EXERCISE INSTRUCTIONS: Answer with one number: how many lines have "être".

--

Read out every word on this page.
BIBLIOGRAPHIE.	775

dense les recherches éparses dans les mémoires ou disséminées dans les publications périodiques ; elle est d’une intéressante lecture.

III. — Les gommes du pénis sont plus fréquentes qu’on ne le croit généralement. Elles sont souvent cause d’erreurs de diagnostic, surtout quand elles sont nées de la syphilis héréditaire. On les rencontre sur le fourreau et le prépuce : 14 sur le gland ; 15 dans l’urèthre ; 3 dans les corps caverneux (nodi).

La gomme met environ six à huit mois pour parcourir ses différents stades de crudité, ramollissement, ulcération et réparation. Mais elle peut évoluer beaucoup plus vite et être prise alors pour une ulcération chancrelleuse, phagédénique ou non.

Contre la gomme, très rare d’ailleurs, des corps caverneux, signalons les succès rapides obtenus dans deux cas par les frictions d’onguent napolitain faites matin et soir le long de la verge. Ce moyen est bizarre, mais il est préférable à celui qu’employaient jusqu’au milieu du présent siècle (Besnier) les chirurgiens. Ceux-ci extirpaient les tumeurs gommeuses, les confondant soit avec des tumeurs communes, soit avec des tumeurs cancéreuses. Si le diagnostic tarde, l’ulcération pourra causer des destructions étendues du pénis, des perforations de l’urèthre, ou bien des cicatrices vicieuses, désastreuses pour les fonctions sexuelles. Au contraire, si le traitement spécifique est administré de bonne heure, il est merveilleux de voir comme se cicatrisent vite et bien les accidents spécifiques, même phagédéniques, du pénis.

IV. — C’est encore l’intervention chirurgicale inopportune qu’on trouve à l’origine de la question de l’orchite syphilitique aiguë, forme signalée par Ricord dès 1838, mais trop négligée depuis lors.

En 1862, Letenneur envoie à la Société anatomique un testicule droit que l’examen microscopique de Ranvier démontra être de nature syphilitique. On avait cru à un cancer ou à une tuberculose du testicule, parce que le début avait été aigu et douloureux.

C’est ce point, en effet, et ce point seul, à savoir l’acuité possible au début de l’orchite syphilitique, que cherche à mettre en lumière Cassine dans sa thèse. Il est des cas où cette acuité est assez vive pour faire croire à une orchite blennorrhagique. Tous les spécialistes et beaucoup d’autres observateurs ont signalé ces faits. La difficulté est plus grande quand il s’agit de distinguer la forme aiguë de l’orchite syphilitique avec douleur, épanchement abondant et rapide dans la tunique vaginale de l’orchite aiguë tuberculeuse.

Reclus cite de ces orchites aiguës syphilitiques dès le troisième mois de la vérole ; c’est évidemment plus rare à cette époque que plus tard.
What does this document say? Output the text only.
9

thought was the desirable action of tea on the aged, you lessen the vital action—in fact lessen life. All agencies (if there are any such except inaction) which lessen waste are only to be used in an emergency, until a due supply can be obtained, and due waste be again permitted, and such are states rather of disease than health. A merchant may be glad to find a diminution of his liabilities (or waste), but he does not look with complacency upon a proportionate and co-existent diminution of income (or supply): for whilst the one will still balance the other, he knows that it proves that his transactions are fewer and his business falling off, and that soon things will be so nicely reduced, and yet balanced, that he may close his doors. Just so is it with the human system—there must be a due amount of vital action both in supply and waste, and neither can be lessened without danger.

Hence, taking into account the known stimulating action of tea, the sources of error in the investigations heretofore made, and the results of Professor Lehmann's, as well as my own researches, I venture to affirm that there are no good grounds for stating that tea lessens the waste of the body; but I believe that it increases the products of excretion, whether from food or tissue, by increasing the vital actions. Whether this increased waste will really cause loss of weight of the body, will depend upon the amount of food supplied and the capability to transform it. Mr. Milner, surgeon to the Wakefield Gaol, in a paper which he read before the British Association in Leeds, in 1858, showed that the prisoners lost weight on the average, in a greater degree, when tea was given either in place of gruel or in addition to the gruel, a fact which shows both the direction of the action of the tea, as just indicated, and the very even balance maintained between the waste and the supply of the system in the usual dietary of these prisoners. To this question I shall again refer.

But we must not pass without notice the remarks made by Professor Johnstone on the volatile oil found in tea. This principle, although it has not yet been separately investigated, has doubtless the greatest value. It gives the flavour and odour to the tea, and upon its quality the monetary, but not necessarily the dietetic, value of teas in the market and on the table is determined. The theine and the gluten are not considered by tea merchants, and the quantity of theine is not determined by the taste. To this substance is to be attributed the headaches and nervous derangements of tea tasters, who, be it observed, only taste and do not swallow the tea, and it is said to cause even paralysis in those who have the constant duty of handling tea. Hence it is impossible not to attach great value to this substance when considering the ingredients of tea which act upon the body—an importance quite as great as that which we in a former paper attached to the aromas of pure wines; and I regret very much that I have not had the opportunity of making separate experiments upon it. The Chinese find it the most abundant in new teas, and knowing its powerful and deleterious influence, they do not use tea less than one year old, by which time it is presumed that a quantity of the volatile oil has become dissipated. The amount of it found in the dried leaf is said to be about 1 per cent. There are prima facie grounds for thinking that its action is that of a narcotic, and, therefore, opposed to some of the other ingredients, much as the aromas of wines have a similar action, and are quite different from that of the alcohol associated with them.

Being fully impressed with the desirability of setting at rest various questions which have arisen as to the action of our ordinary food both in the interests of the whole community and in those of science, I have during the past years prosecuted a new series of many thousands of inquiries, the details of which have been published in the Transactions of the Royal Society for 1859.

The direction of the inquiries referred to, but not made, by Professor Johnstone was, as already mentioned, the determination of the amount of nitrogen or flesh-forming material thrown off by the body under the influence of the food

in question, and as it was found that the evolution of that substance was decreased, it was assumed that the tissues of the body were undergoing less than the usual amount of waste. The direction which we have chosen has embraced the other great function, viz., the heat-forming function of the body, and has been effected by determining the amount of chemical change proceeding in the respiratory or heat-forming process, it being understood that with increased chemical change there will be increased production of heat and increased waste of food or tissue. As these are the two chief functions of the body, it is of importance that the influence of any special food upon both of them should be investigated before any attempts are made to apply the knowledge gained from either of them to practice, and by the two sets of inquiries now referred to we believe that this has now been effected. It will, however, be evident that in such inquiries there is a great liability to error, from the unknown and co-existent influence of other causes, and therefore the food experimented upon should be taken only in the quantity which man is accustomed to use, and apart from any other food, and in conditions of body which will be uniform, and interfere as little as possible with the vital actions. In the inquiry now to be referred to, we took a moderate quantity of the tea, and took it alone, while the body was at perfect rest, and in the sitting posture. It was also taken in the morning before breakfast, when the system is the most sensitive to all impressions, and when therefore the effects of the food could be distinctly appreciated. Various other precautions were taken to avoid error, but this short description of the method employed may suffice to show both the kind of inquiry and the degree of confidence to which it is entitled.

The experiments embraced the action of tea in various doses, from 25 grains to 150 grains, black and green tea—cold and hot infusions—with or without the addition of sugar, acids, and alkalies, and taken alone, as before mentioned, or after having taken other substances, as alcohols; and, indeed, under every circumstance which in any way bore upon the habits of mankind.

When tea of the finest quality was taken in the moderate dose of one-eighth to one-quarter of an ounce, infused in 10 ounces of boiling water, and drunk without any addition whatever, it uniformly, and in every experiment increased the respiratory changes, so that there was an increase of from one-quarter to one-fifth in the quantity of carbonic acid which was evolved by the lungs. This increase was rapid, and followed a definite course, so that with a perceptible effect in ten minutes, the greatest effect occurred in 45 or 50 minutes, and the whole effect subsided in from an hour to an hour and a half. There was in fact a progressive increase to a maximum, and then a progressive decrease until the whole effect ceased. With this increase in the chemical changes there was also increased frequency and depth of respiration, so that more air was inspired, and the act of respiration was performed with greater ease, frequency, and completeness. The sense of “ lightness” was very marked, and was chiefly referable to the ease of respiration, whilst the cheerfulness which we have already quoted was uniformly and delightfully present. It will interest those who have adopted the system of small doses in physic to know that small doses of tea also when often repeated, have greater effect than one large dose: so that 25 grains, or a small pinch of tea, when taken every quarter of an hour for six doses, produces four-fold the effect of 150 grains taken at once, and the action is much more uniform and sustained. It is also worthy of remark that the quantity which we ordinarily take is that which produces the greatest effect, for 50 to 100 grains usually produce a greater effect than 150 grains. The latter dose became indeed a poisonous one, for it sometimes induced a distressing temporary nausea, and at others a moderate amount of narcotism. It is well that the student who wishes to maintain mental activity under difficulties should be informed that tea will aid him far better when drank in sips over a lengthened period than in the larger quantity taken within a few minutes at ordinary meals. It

--

WRITTEN RESPONSE: 2